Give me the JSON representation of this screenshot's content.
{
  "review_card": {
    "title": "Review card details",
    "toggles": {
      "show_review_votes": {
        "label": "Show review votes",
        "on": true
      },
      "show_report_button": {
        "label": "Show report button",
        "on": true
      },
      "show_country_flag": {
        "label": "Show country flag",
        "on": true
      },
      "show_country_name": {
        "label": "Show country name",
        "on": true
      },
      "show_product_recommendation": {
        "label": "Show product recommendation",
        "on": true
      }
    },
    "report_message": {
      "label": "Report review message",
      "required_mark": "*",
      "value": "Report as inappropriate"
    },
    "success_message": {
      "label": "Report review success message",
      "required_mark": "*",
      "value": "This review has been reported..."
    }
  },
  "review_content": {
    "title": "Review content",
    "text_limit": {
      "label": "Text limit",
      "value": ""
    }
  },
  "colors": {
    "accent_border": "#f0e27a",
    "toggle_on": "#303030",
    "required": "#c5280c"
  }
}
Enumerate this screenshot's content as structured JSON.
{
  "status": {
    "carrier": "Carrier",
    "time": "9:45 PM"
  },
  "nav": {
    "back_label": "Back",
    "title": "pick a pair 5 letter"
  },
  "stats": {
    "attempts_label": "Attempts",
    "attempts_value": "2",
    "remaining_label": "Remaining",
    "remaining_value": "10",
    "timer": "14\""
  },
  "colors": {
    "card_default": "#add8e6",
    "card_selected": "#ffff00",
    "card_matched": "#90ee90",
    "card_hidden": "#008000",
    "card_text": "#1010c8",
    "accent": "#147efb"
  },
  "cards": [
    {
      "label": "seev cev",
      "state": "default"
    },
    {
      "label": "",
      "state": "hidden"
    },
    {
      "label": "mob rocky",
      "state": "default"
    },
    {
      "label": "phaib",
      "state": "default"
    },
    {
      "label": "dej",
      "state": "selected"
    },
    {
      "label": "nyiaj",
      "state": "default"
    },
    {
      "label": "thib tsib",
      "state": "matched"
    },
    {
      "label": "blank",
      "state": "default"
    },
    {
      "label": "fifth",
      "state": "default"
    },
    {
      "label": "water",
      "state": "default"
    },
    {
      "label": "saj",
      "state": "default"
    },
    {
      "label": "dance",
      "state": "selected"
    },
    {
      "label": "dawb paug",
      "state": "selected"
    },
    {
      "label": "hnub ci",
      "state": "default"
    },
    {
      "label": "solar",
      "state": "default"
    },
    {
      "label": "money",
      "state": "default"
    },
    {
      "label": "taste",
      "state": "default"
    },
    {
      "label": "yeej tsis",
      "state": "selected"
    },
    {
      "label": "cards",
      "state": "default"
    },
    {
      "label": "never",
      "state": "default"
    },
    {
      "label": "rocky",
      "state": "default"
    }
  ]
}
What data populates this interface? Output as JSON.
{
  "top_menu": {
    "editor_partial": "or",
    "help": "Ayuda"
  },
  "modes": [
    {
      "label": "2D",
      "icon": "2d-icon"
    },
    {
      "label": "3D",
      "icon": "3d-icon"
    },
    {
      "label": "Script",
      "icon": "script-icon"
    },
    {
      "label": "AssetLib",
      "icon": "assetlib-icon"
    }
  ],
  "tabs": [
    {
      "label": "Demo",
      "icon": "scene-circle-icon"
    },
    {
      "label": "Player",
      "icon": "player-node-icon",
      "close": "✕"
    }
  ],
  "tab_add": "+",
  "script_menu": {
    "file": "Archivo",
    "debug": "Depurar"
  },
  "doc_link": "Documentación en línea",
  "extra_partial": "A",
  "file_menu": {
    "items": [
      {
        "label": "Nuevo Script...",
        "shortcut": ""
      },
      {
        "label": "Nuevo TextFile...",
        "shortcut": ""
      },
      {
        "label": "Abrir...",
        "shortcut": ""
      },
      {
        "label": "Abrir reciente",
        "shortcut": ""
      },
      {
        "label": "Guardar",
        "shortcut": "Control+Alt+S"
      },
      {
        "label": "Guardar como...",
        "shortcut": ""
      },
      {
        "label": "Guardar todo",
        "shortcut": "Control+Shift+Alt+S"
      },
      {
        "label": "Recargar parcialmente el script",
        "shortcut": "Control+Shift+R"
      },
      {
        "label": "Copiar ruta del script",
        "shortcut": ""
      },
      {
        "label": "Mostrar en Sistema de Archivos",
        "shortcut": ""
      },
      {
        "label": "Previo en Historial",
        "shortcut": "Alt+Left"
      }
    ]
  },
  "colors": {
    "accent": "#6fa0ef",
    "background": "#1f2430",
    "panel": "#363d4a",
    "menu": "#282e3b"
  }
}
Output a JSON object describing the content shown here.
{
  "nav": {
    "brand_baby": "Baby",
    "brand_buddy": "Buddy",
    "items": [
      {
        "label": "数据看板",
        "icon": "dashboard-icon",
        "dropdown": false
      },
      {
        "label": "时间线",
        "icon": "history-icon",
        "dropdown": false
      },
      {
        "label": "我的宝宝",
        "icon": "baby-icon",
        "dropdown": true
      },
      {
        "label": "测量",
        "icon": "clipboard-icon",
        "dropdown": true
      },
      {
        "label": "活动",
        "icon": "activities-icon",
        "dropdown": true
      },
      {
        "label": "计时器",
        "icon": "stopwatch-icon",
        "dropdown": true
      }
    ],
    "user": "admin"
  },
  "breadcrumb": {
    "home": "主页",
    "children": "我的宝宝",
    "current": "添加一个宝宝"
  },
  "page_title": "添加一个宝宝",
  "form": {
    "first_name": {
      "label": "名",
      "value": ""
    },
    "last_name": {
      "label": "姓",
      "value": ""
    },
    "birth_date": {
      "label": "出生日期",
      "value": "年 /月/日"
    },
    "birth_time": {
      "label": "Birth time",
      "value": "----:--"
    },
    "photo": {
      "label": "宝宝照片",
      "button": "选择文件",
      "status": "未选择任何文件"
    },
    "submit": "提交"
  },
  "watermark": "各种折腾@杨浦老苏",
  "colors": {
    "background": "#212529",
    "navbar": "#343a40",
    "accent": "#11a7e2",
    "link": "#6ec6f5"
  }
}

######

§ Request: Only the lines from the one holding "Output a JSON" through the end of the listing should be given again, exactly and with both ends included.

§ Expected answer:
Output a JSON object describing the content shown here.
{
  "nav": {
    "brand_baby": "Baby",
    "brand_buddy": "Buddy",
    "items": [
      {
        "label": "数据看板",
        "icon": "dashboard-icon",
        "dropdown": false
      },
      {
        "label": "时间线",
        "icon": "history-icon",
        "dropdown": false
      },
      {
        "label": "我的宝宝",
        "icon": "baby-icon",
        "dropdown": true
      },
      {
        "label": "测量",
        "icon": "clipboard-icon",
        "dropdown": true
      },
      {
        "label": "活动",
        "icon": "activities-icon",
        "dropdown": true
      },
      {
        "label": "计时器",
        "icon": "stopwatch-icon",
        "dropdown": true
      }
    ],
    "user": "admin"
  },
  "breadcrumb": {
    "home": "主页",
    "children": "我的宝宝",
    "current": "添加一个宝宝"
  },
  "page_title": "添加一个宝宝",
  "form": {
    "first_name": {
      "label": "名",
      "value": ""
    },
    "last_name": {
      "label": "姓",
      "value": ""
    },
    "birth_date": {
      "label": "出生日期",
      "value": "年 /月/日"
    },
    "birth_time": {
      "label": "Birth time",
      "value": "----:--"
    },
    "photo": {
      "label": "宝宝照片",
      "button": "选择文件",
      "status": "未选择任何文件"
    },
    "submit": "提交"
  },
  "watermark": "各种折腾@杨浦老苏",
  "colors": {
    "background": "#212529",
    "navbar": "#343a40",
    "accent": "#11a7e2",
    "link": "#6ec6f5"
  }
}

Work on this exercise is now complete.